[Goal of the exercise] Rewrite the records with every "mic-muted-icon" changed to "microphone-muted-icon" and everything else kept the same, leaving out the pictures.

[Data listing]
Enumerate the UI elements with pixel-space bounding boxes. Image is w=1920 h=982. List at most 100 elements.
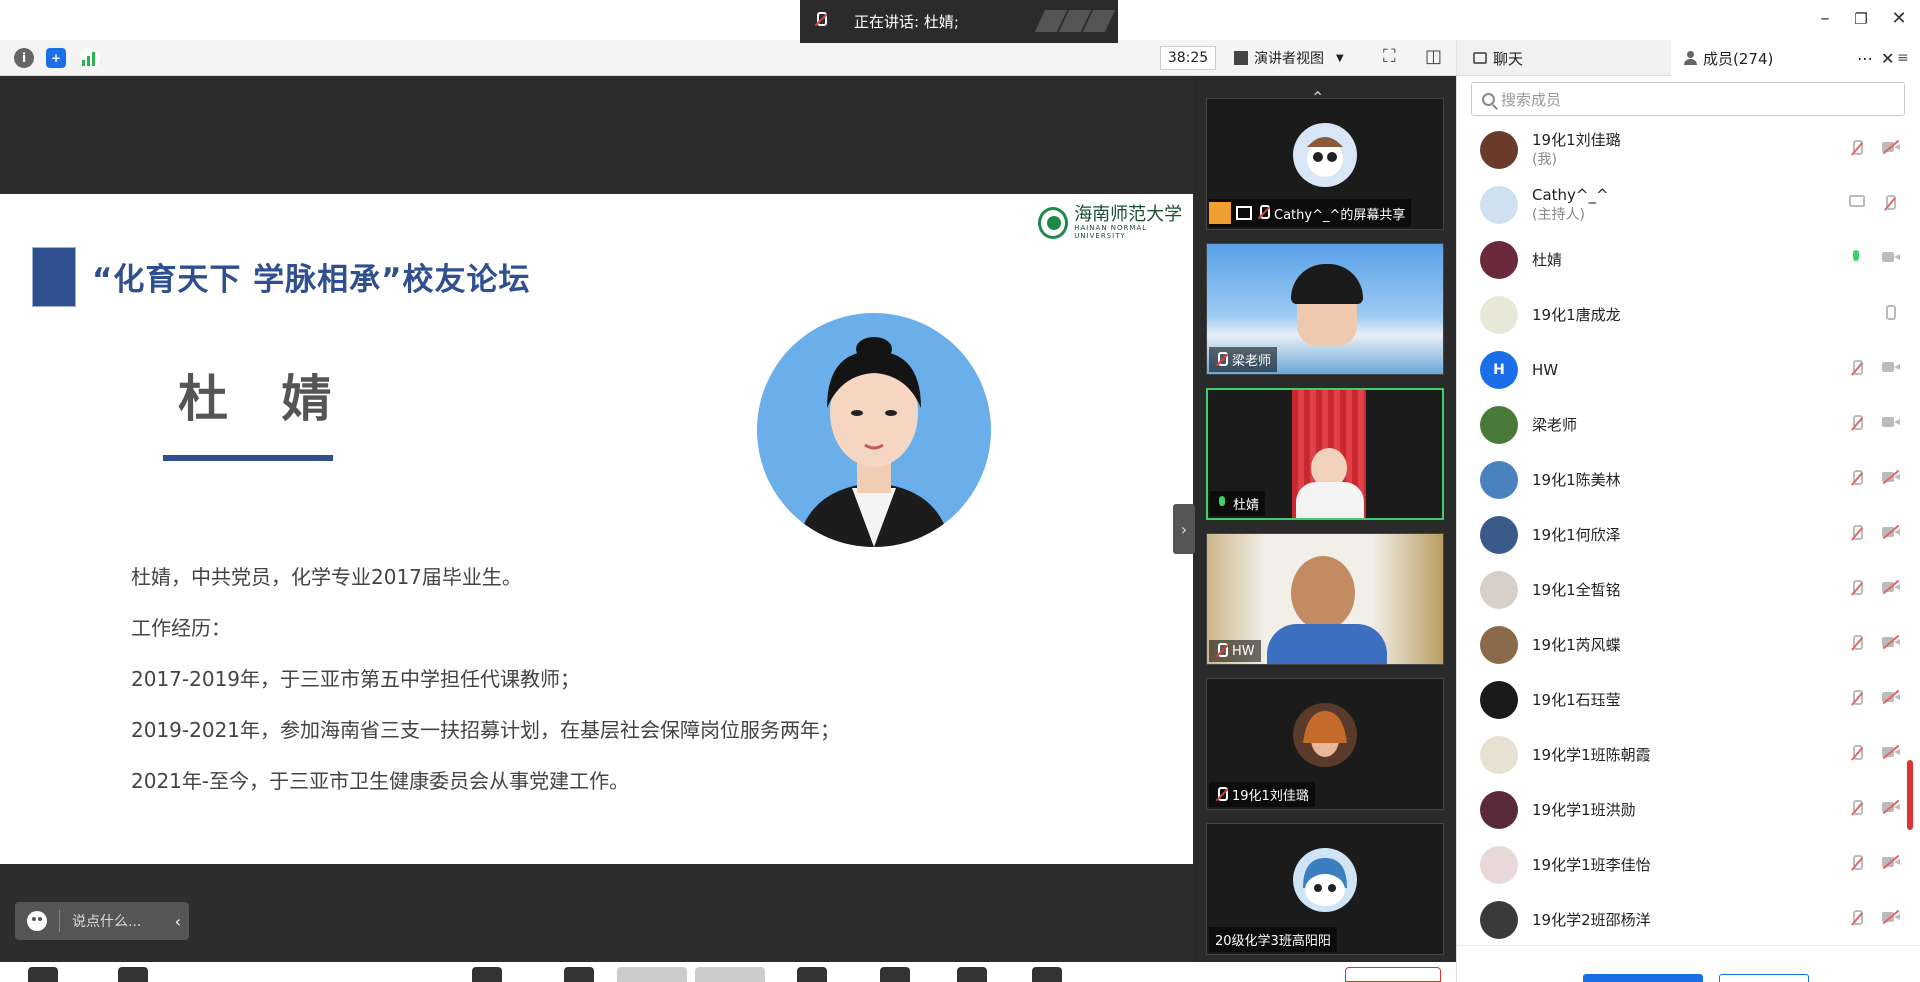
- member-name: 19化学1班陈朝霞: [1532, 745, 1651, 764]
- mic-muted-icon[interactable]: [1849, 580, 1863, 598]
- list-item[interactable]: 19化学1班李佳怡: [1457, 837, 1907, 892]
- mic-muted-icon[interactable]: [1849, 525, 1863, 543]
- tab-chat[interactable]: 聊天: [1469, 40, 1669, 76]
- bio-line: 2021年-至今，于三亚市卫生健康委员会从事党建工作。: [131, 769, 630, 793]
- camera-off-icon[interactable]: [1882, 909, 1900, 925]
- more-options-icon[interactable]: ⋯: [1857, 49, 1873, 68]
- video-tile-active-speaker[interactable]: 杜婧: [1206, 388, 1444, 520]
- tab-chat-label: 聊天: [1493, 49, 1524, 68]
- tile-name: Cathy^_^的屏幕共享: [1274, 207, 1406, 223]
- list-item[interactable]: 19化1刘佳璐 (我): [1457, 122, 1907, 177]
- members-active-icon[interactable]: [617, 967, 687, 982]
- mic-muted-icon[interactable]: [1849, 855, 1863, 873]
- menu-icon[interactable]: ≡: [1897, 50, 1909, 66]
- camera-off-icon[interactable]: [1882, 469, 1900, 485]
- list-item[interactable]: H HW: [1457, 342, 1907, 397]
- chat-placeholder: 说点什么...: [72, 914, 142, 930]
- list-item[interactable]: 19化1何欣泽: [1457, 507, 1907, 562]
- members-icon[interactable]: [564, 967, 594, 982]
- shield-icon[interactable]: +: [46, 48, 66, 68]
- member-role: (我): [1532, 151, 1557, 168]
- list-item[interactable]: 19化1全皙铭: [1457, 562, 1907, 617]
- list-item[interactable]: 19化学2班邵杨洋: [1457, 892, 1907, 947]
- unmute-all-button[interactable]: [1583, 974, 1703, 982]
- list-item[interactable]: 19化1唐成龙: [1457, 287, 1907, 342]
- tile-label: 杜婧: [1210, 491, 1266, 516]
- list-item[interactable]: 19化学1班洪勋: [1457, 782, 1907, 837]
- camera-on-icon[interactable]: [1882, 250, 1900, 264]
- list-item[interactable]: 梁老师: [1457, 397, 1907, 452]
- chevron-down-icon: ▼: [1336, 52, 1344, 64]
- mic-muted-icon[interactable]: [1849, 470, 1863, 488]
- settings-icon[interactable]: [1032, 967, 1062, 982]
- tab-members[interactable]: 成员(274) ⋯ ✕: [1671, 40, 1920, 76]
- logo-text-cn: 海南师范大学: [1074, 204, 1183, 225]
- speaker-name: 杜 婧: [178, 370, 350, 428]
- avatar: [1480, 845, 1518, 884]
- camera-off-icon[interactable]: [1882, 579, 1900, 595]
- camera-off-icon[interactable]: [1882, 634, 1900, 650]
- mic-muted-icon[interactable]: [1882, 195, 1896, 213]
- mic-active-icon[interactable]: [1849, 250, 1863, 268]
- restore-icon[interactable]: ❐: [1846, 10, 1876, 28]
- list-item[interactable]: 19化1石珏莹: [1457, 672, 1907, 727]
- participant-face: [1291, 556, 1355, 630]
- emoji-icon[interactable]: [27, 911, 47, 931]
- camera-off-icon[interactable]: [1882, 689, 1900, 705]
- apps-icon[interactable]: [957, 967, 987, 982]
- camera-off-icon[interactable]: [1882, 799, 1900, 815]
- raise-hand-icon[interactable]: [880, 967, 910, 982]
- camera-off-icon[interactable]: [1882, 854, 1900, 870]
- mic-muted-icon[interactable]: [1849, 910, 1863, 928]
- minimize-icon[interactable]: –: [1810, 8, 1840, 29]
- panel-tabs: 聊天 成员(274) ⋯ ✕ ≡: [1457, 40, 1920, 76]
- chat-icon[interactable]: [695, 967, 765, 982]
- fullscreen-icon[interactable]: ⛶: [1383, 46, 1396, 67]
- camera-off-icon[interactable]: [1882, 139, 1900, 155]
- list-item[interactable]: Cathy^_^ (主持人): [1457, 177, 1907, 232]
- mic-muted-icon[interactable]: [1849, 690, 1863, 708]
- video-tile[interactable]: 梁老师: [1206, 243, 1444, 375]
- video-tile[interactable]: HW: [1206, 533, 1444, 665]
- list-item[interactable]: 19化1芮风蝶: [1457, 617, 1907, 672]
- mic-muted-icon[interactable]: [1849, 635, 1863, 653]
- camera-off-icon[interactable]: [1882, 744, 1900, 760]
- tile-name: 梁老师: [1232, 354, 1272, 369]
- video-off-icon[interactable]: [118, 967, 148, 982]
- list-item[interactable]: 杜婧: [1457, 232, 1907, 287]
- close-window-icon[interactable]: ✕: [1884, 8, 1914, 29]
- member-list-scrollbar[interactable]: [1907, 760, 1913, 830]
- member-name: 19化1刘佳璐: [1532, 130, 1621, 149]
- view-mode-dropdown[interactable]: 演讲者视图 ▼: [1234, 46, 1364, 70]
- info-icon[interactable]: i: [14, 48, 34, 68]
- more-actions-button[interactable]: [1719, 974, 1809, 982]
- quick-chat-input[interactable]: 说点什么... ‹: [15, 902, 189, 940]
- mic-muted-icon[interactable]: [1849, 140, 1863, 158]
- mic-icon[interactable]: [1882, 305, 1896, 323]
- bottom-control-bar: [0, 962, 1456, 982]
- share-screen-icon[interactable]: [472, 967, 502, 982]
- mic-muted-icon[interactable]: [1849, 415, 1863, 433]
- close-panel-icon[interactable]: ✕: [1881, 49, 1894, 68]
- chevron-left-icon[interactable]: ‹: [175, 912, 181, 931]
- camera-off-icon[interactable]: [1882, 524, 1900, 540]
- sidebar-toggle-icon[interactable]: ◫: [1425, 46, 1442, 67]
- leave-button[interactable]: [1345, 967, 1441, 982]
- video-tile[interactable]: ⌄ 20级化学3班高阳阳: [1206, 823, 1444, 955]
- video-tile[interactable]: 19化1刘佳璐: [1206, 678, 1444, 810]
- annotation-tools-icon[interactable]: [1034, 10, 1116, 32]
- list-item[interactable]: 19化1陈美林: [1457, 452, 1907, 507]
- camera-on-icon[interactable]: [1882, 415, 1900, 429]
- mic-muted-icon[interactable]: [1849, 745, 1863, 763]
- camera-on-icon[interactable]: [1882, 360, 1900, 374]
- mic-muted-icon[interactable]: [1849, 360, 1863, 378]
- mic-muted-icon[interactable]: [1849, 800, 1863, 818]
- member-search-input[interactable]: 搜索成员: [1471, 82, 1905, 116]
- signal-icon[interactable]: [80, 48, 100, 68]
- record-icon[interactable]: [797, 967, 827, 982]
- mute-icon[interactable]: [28, 967, 58, 982]
- collapse-strip-button[interactable]: ›: [1173, 504, 1195, 554]
- avatar: [1293, 123, 1357, 187]
- list-item[interactable]: 19化学1班陈朝霞: [1457, 727, 1907, 782]
- video-tile[interactable]: Cathy^_^的屏幕共享: [1206, 98, 1444, 230]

[Response]
Enumerate the UI elements with pixel-space bounding boxes. Image is w=1920 h=982. List at most 100 elements.
- member-name: 19化学1班陈朝霞: [1532, 745, 1651, 764]
- microphone-muted-icon[interactable]: [1849, 580, 1863, 598]
- list-item[interactable]: 19化学1班李佳怡: [1457, 837, 1907, 892]
- microphone-muted-icon[interactable]: [1849, 525, 1863, 543]
- tab-chat[interactable]: 聊天: [1469, 40, 1669, 76]
- bio-line: 2021年-至今，于三亚市卫生健康委员会从事党建工作。: [131, 769, 630, 793]
- camera-off-icon[interactable]: [1882, 909, 1900, 925]
- more-options-icon[interactable]: ⋯: [1857, 49, 1873, 68]
- video-tile-active-speaker[interactable]: 杜婧: [1206, 388, 1444, 520]
- tab-chat-label: 聊天: [1493, 49, 1524, 68]
- tile-name: Cathy^_^的屏幕共享: [1274, 207, 1406, 223]
- list-item[interactable]: 19化1刘佳璐 (我): [1457, 122, 1907, 177]
- members-active-icon[interactable]: [617, 967, 687, 982]
- microphone-muted-icon[interactable]: [1849, 855, 1863, 873]
- menu-icon[interactable]: ≡: [1897, 50, 1909, 66]
- camera-off-icon[interactable]: [1882, 469, 1900, 485]
- list-item[interactable]: H HW: [1457, 342, 1907, 397]
- chat-placeholder: 说点什么...: [72, 914, 142, 930]
- list-item[interactable]: 19化1何欣泽: [1457, 507, 1907, 562]
- members-icon[interactable]: [564, 967, 594, 982]
- shield-icon[interactable]: +: [46, 48, 66, 68]
- member-role: (我): [1532, 151, 1557, 168]
- list-item[interactable]: 19化1全皙铭: [1457, 562, 1907, 617]
- list-item[interactable]: 19化学2班邵杨洋: [1457, 892, 1907, 947]
- unmute-all-button[interactable]: [1583, 974, 1703, 982]
- list-item[interactable]: 19化1唐成龙: [1457, 287, 1907, 342]
- tile-label: 杜婧: [1210, 491, 1266, 516]
- list-item[interactable]: 19化学1班洪勋: [1457, 782, 1907, 837]
- camera-on-icon[interactable]: [1882, 250, 1900, 264]
- list-item[interactable]: 梁老师: [1457, 397, 1907, 452]
- chevron-down-icon: ▼: [1336, 52, 1344, 64]
- microphone-muted-icon[interactable]: [1849, 470, 1863, 488]
- settings-icon[interactable]: [1032, 967, 1062, 982]
- tab-members[interactable]: 成员(274) ⋯ ✕: [1671, 40, 1920, 76]
- logo-text-cn: 海南师范大学: [1074, 204, 1183, 225]
- speaker-name: 杜 婧: [178, 370, 350, 428]
- avatar: [1480, 845, 1518, 884]
- camera-off-icon[interactable]: [1882, 579, 1900, 595]
- camera-off-icon[interactable]: [1882, 634, 1900, 650]
- microphone-muted-icon[interactable]: [1882, 195, 1896, 213]
- mic-active-icon[interactable]: [1849, 250, 1863, 268]
- restore-icon[interactable]: ❐: [1846, 10, 1876, 28]
- list-item[interactable]: 19化1石珏莹: [1457, 672, 1907, 727]
- participant-face: [1291, 556, 1355, 630]
- emoji-icon[interactable]: [27, 911, 47, 931]
- camera-off-icon[interactable]: [1882, 689, 1900, 705]
- apps-icon[interactable]: [957, 967, 987, 982]
- camera-off-icon[interactable]: [1882, 799, 1900, 815]
- raise-hand-icon[interactable]: [880, 967, 910, 982]
- camera-off-icon[interactable]: [1882, 854, 1900, 870]
- microphone-muted-icon[interactable]: [1849, 910, 1863, 928]
- minimize-icon[interactable]: –: [1810, 8, 1840, 29]
- panel-tabs: 聊天 成员(274) ⋯ ✕ ≡: [1457, 40, 1920, 76]
- chat-icon[interactable]: [695, 967, 765, 982]
- fullscreen-icon[interactable]: ⛶: [1383, 46, 1396, 67]
- camera-off-icon[interactable]: [1882, 139, 1900, 155]
- list-item[interactable]: Cathy^_^ (主持人): [1457, 177, 1907, 232]
- microphone-muted-icon[interactable]: [1849, 690, 1863, 708]
- video-tile[interactable]: 梁老师: [1206, 243, 1444, 375]
- video-tile[interactable]: HW: [1206, 533, 1444, 665]
- list-item[interactable]: 19化1芮风蝶: [1457, 617, 1907, 672]
- microphone-muted-icon[interactable]: [1849, 635, 1863, 653]
- camera-off-icon[interactable]: [1882, 744, 1900, 760]
- tile-name: 梁老师: [1232, 354, 1272, 369]
- video-off-icon[interactable]: [118, 967, 148, 982]
- list-item[interactable]: 杜婧: [1457, 232, 1907, 287]
- close-window-icon[interactable]: ✕: [1884, 8, 1914, 29]
- member-list-scrollbar[interactable]: [1907, 760, 1913, 830]
- member-name: 19化1刘佳璐: [1532, 130, 1621, 149]
- view-mode-dropdown[interactable]: 演讲者视图 ▼: [1234, 46, 1364, 70]
- info-icon[interactable]: i: [14, 48, 34, 68]
- more-actions-button[interactable]: [1719, 974, 1809, 982]
- quick-chat-input[interactable]: 说点什么... ‹: [15, 902, 189, 940]
- microphone-muted-icon[interactable]: [1849, 140, 1863, 158]
- mic-icon[interactable]: [1882, 305, 1896, 323]
- bottom-control-bar: [0, 962, 1456, 982]
- share-screen-icon[interactable]: [472, 967, 502, 982]
- microphone-muted-icon[interactable]: [1849, 415, 1863, 433]
- close-panel-icon[interactable]: ✕: [1881, 49, 1894, 68]
- chevron-left-icon[interactable]: ‹: [175, 912, 181, 931]
- camera-off-icon[interactable]: [1882, 524, 1900, 540]
- sidebar-toggle-icon[interactable]: ◫: [1425, 46, 1442, 67]
- leave-button[interactable]: [1345, 967, 1441, 982]
- video-tile[interactable]: ⌄ 20级化学3班高阳阳: [1206, 823, 1444, 955]
- video-tile[interactable]: 19化1刘佳璐: [1206, 678, 1444, 810]
- annotation-tools-icon[interactable]: [1034, 10, 1116, 32]
- list-item[interactable]: 19化1陈美林: [1457, 452, 1907, 507]
- camera-on-icon[interactable]: [1882, 415, 1900, 429]
- microphone-muted-icon[interactable]: [1849, 745, 1863, 763]
- camera-on-icon[interactable]: [1882, 360, 1900, 374]
- microphone-muted-icon[interactable]: [1849, 360, 1863, 378]
- microphone-muted-icon[interactable]: [1849, 800, 1863, 818]
- member-search-input[interactable]: 搜索成员: [1471, 82, 1905, 116]
- signal-icon[interactable]: [80, 48, 100, 68]
- record-icon[interactable]: [797, 967, 827, 982]
- mute-icon[interactable]: [28, 967, 58, 982]
- collapse-strip-button[interactable]: ›: [1173, 504, 1195, 554]
- avatar: [1293, 123, 1357, 187]
- list-item[interactable]: 19化学1班陈朝霞: [1457, 727, 1907, 782]
- video-tile[interactable]: Cathy^_^的屏幕共享: [1206, 98, 1444, 230]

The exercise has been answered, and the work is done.